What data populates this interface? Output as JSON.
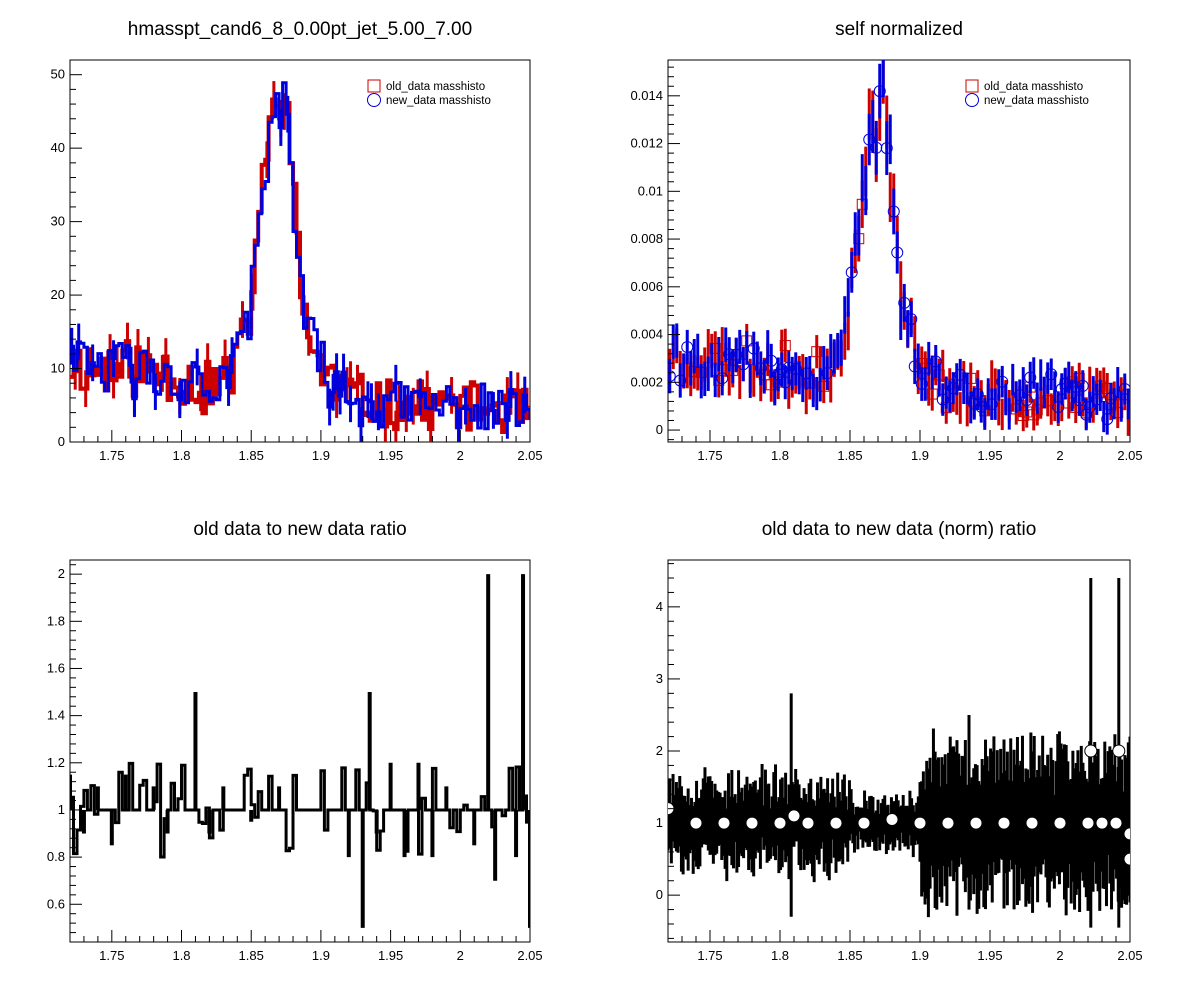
{
  "colors": {
    "old": "#cc0000",
    "new": "#0000dd",
    "ratio": "#000000",
    "frame": "#000000"
  },
  "chart_data": [
    {
      "type": "line",
      "title": "hmasspt_cand6_8_0.00pt_jet_5.00_7.00",
      "xlim": [
        1.72,
        2.05
      ],
      "ylim": [
        0,
        52
      ],
      "xticks": [
        "1.75",
        "1.8",
        "1.85",
        "1.9",
        "1.95",
        "2",
        "2.05"
      ],
      "yticks": [
        "0",
        "10",
        "20",
        "30",
        "40",
        "50"
      ],
      "legend": [
        "old_data masshisto",
        "new_data masshisto"
      ],
      "legend_markers": [
        "square-open",
        "circle-open"
      ],
      "series": [
        {
          "name": "old_data masshisto",
          "style": "step",
          "x": [
            1.72,
            1.74,
            1.76,
            1.78,
            1.8,
            1.82,
            1.84,
            1.85,
            1.855,
            1.86,
            1.865,
            1.87,
            1.875,
            1.88,
            1.885,
            1.89,
            1.9,
            1.92,
            1.95,
            2.0,
            2.05
          ],
          "y": [
            11,
            10,
            10,
            10,
            9,
            7,
            10,
            19,
            30,
            36,
            44,
            47,
            49,
            35,
            22,
            16,
            10,
            6,
            5,
            5,
            4
          ]
        },
        {
          "name": "new_data masshisto",
          "style": "step",
          "x": [
            1.72,
            1.74,
            1.76,
            1.78,
            1.8,
            1.82,
            1.84,
            1.85,
            1.855,
            1.86,
            1.865,
            1.87,
            1.875,
            1.88,
            1.885,
            1.89,
            1.9,
            1.92,
            1.95,
            2.0,
            2.05
          ],
          "y": [
            10,
            10,
            10,
            9,
            9,
            7,
            10,
            19,
            29,
            35,
            43,
            46,
            49,
            34,
            21,
            15,
            10,
            6,
            5,
            5,
            4
          ]
        }
      ]
    },
    {
      "type": "scatter",
      "title": "self normalized",
      "xlim": [
        1.72,
        2.05
      ],
      "ylim": [
        -0.0005,
        0.0155
      ],
      "xticks": [
        "1.75",
        "1.8",
        "1.85",
        "1.9",
        "1.95",
        "2",
        "2.05"
      ],
      "yticks": [
        "0",
        "0.002",
        "0.004",
        "0.006",
        "0.008",
        "0.01",
        "0.012",
        "0.014"
      ],
      "legend": [
        "old_data masshisto",
        "new_data masshisto"
      ],
      "legend_markers": [
        "square-open",
        "circle-open"
      ],
      "series": [
        {
          "name": "old_data masshisto",
          "x": [
            1.72,
            1.74,
            1.76,
            1.78,
            1.8,
            1.82,
            1.84,
            1.85,
            1.855,
            1.86,
            1.865,
            1.87,
            1.875,
            1.88,
            1.885,
            1.89,
            1.9,
            1.92,
            1.95,
            2.0,
            2.05
          ],
          "y": [
            0.0032,
            0.0029,
            0.0029,
            0.0028,
            0.0027,
            0.0021,
            0.0029,
            0.0055,
            0.0085,
            0.0102,
            0.0125,
            0.0133,
            0.014,
            0.01,
            0.0063,
            0.0046,
            0.0029,
            0.0017,
            0.0014,
            0.0014,
            0.0011
          ]
        },
        {
          "name": "new_data masshisto",
          "x": [
            1.72,
            1.74,
            1.76,
            1.78,
            1.8,
            1.82,
            1.84,
            1.85,
            1.855,
            1.86,
            1.865,
            1.87,
            1.875,
            1.88,
            1.885,
            1.89,
            1.9,
            1.92,
            1.95,
            2.0,
            2.05
          ],
          "y": [
            0.003,
            0.003,
            0.003,
            0.0027,
            0.0027,
            0.0021,
            0.003,
            0.0056,
            0.0085,
            0.0102,
            0.0125,
            0.0134,
            0.0142,
            0.0099,
            0.0061,
            0.0044,
            0.0029,
            0.0018,
            0.0015,
            0.0015,
            0.0012
          ]
        }
      ]
    },
    {
      "type": "line",
      "title": "old data to new data ratio",
      "xlim": [
        1.72,
        2.05
      ],
      "ylim": [
        0.44,
        2.06
      ],
      "xticks": [
        "1.75",
        "1.8",
        "1.85",
        "1.9",
        "1.95",
        "2",
        "2.05"
      ],
      "yticks": [
        "0.6",
        "0.8",
        "1",
        "1.2",
        "1.4",
        "1.6",
        "1.8",
        "2"
      ],
      "series": [
        {
          "name": "",
          "style": "step",
          "x": [
            1.72,
            1.73,
            1.74,
            1.75,
            1.76,
            1.77,
            1.78,
            1.79,
            1.8,
            1.81,
            1.82,
            1.83,
            1.84,
            1.85,
            1.86,
            1.87,
            1.88,
            1.89,
            1.9,
            1.91,
            1.92,
            1.93,
            1.935,
            1.94,
            1.95,
            1.96,
            1.97,
            1.98,
            1.99,
            2.0,
            2.01,
            2.02,
            2.025,
            2.03,
            2.04,
            2.045,
            2.05
          ],
          "y": [
            1.15,
            0.9,
            1.1,
            0.85,
            1.15,
            1.0,
            1.1,
            0.9,
            1.0,
            1.5,
            0.9,
            1.1,
            1.0,
            0.95,
            1.0,
            1.1,
            1.0,
            1.0,
            1.0,
            1.0,
            0.8,
            0.5,
            1.5,
            0.9,
            1.2,
            0.8,
            1.2,
            0.8,
            1.1,
            1.0,
            0.85,
            2.0,
            0.7,
            1.0,
            0.8,
            2.0,
            0.5
          ]
        }
      ]
    },
    {
      "type": "scatter",
      "title": "old data to new data (norm) ratio",
      "xlim": [
        1.72,
        2.05
      ],
      "ylim": [
        -0.65,
        4.65
      ],
      "xticks": [
        "1.75",
        "1.8",
        "1.85",
        "1.9",
        "1.95",
        "2",
        "2.05"
      ],
      "yticks": [
        "0",
        "1",
        "2",
        "3",
        "4"
      ],
      "series": [
        {
          "name": "",
          "x": [
            1.72,
            1.74,
            1.76,
            1.78,
            1.8,
            1.81,
            1.82,
            1.84,
            1.86,
            1.88,
            1.9,
            1.92,
            1.94,
            1.96,
            1.98,
            2.0,
            2.02,
            2.022,
            2.03,
            2.04,
            2.042,
            2.05,
            2.05
          ],
          "y": [
            1.2,
            1.0,
            1.0,
            1.0,
            1.0,
            1.1,
            1.0,
            1.0,
            1.0,
            1.05,
            1.0,
            1.0,
            1.0,
            1.0,
            1.0,
            1.0,
            1.0,
            2.0,
            1.0,
            1.0,
            2.0,
            0.85,
            0.5
          ]
        }
      ]
    }
  ]
}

> [Exercise objective]: Copy out all lines above that include the string "ratio".

> [Correct answer]:
    "ratio": "#000000",
      "title": "old data to new data ratio",
      "title": "old data to new data (norm) ratio",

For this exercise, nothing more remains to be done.